Problem statement
Copy every line of the listing exactly.

* START Data shown *

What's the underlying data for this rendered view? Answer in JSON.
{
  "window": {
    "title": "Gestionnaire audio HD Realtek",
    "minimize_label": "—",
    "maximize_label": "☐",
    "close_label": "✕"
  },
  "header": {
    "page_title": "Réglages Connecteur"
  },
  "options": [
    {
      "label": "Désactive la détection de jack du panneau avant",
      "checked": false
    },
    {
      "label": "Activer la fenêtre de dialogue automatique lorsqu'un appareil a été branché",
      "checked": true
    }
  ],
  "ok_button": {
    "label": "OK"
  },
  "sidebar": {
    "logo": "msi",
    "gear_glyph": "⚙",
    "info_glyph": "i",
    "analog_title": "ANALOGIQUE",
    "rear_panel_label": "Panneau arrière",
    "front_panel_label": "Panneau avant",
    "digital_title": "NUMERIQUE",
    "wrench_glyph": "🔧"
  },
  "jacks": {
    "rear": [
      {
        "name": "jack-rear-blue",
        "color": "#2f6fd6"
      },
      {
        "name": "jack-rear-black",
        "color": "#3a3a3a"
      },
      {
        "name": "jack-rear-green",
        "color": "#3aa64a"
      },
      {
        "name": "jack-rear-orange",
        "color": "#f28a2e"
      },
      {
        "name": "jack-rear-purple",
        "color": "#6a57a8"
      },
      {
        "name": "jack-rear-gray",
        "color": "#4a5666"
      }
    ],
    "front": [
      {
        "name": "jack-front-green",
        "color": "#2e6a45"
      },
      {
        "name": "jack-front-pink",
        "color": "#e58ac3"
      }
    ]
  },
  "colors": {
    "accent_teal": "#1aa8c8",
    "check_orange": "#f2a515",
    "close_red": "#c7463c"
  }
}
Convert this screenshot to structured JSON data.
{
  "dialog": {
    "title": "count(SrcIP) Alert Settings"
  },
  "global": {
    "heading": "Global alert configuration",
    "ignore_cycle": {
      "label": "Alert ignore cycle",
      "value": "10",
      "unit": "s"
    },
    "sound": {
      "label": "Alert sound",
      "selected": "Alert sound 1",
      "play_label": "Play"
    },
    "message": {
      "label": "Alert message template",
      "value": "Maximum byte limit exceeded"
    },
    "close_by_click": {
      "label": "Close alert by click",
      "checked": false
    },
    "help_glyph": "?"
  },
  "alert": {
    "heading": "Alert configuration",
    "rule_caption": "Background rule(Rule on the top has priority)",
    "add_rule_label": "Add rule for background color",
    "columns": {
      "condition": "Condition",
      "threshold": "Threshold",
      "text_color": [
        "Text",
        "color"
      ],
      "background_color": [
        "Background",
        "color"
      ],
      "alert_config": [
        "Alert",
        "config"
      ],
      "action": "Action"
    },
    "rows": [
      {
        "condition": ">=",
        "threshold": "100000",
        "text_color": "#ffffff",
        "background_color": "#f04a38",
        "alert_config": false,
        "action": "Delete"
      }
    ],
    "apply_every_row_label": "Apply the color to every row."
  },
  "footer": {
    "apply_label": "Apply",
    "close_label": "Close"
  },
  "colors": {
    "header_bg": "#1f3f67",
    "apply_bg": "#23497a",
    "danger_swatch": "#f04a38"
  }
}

* END Data shown *

Written solution
What's the underlying data for this rendered view? Answer in JSON.
{
  "window": {
    "title": "Gestionnaire audio HD Realtek",
    "minimize_label": "—",
    "maximize_label": "☐",
    "close_label": "✕"
  },
  "header": {
    "page_title": "Réglages Connecteur"
  },
  "options": [
    {
      "label": "Désactive la détection de jack du panneau avant",
      "checked": false
    },
    {
      "label": "Activer la fenêtre de dialogue automatique lorsqu'un appareil a été branché",
      "checked": true
    }
  ],
  "ok_button": {
    "label": "OK"
  },
  "sidebar": {
    "logo": "msi",
    "gear_glyph": "⚙",
    "info_glyph": "i",
    "analog_title": "ANALOGIQUE",
    "rear_panel_label": "Panneau arrière",
    "front_panel_label": "Panneau avant",
    "digital_title": "NUMERIQUE",
    "wrench_glyph": "🔧"
  },
  "jacks": {
    "rear": [
      {
        "name": "jack-rear-blue",
        "color": "#2f6fd6"
      },
      {
        "name": "jack-rear-black",
        "color": "#3a3a3a"
      },
      {
        "name": "jack-rear-green",
        "color": "#3aa64a"
      },
      {
        "name": "jack-rear-orange",
        "color": "#f28a2e"
      },
      {
        "name": "jack-rear-purple",
        "color": "#6a57a8"
      },
      {
        "name": "jack-rear-gray",
        "color": "#4a5666"
      }
    ],
    "front": [
      {
        "name": "jack-front-green",
        "color": "#2e6a45"
      },
      {
        "name": "jack-front-pink",
        "color": "#e58ac3"
      }
    ]
  },
  "colors": {
    "accent_teal": "#1aa8c8",
    "check_orange": "#f2a515",
    "close_red": "#c7463c"
  }
}
Convert this screenshot to structured JSON data.
{
  "dialog": {
    "title": "count(SrcIP) Alert Settings"
  },
  "global": {
    "heading": "Global alert configuration",
    "ignore_cycle": {
      "label": "Alert ignore cycle",
      "value": "10",
      "unit": "s"
    },
    "sound": {
      "label": "Alert sound",
      "selected": "Alert sound 1",
      "play_label": "Play"
    },
    "message": {
      "label": "Alert message template",
      "value": "Maximum byte limit exceeded"
    },
    "close_by_click": {
      "label": "Close alert by click",
      "checked": false
    },
    "help_glyph": "?"
  },
  "alert": {
    "heading": "Alert configuration",
    "rule_caption": "Background rule(Rule on the top has priority)",
    "add_rule_label": "Add rule for background color",
    "columns": {
      "condition": "Condition",
      "threshold": "Threshold",
      "text_color": [
        "Text",
        "color"
      ],
      "background_color": [
        "Background",
        "color"
      ],
      "alert_config": [
        "Alert",
        "config"
      ],
      "action": "Action"
    },
    "rows": [
      {
        "condition": ">=",
        "threshold": "100000",
        "text_color": "#ffffff",
        "background_color": "#f04a38",
        "alert_config": false,
        "action": "Delete"
      }
    ],
    "apply_every_row_label": "Apply the color to every row."
  },
  "footer": {
    "apply_label": "Apply",
    "close_label": "Close"
  },
  "colors": {
    "header_bg": "#1f3f67",
    "apply_bg": "#23497a",
    "danger_swatch": "#f04a38"
  }
}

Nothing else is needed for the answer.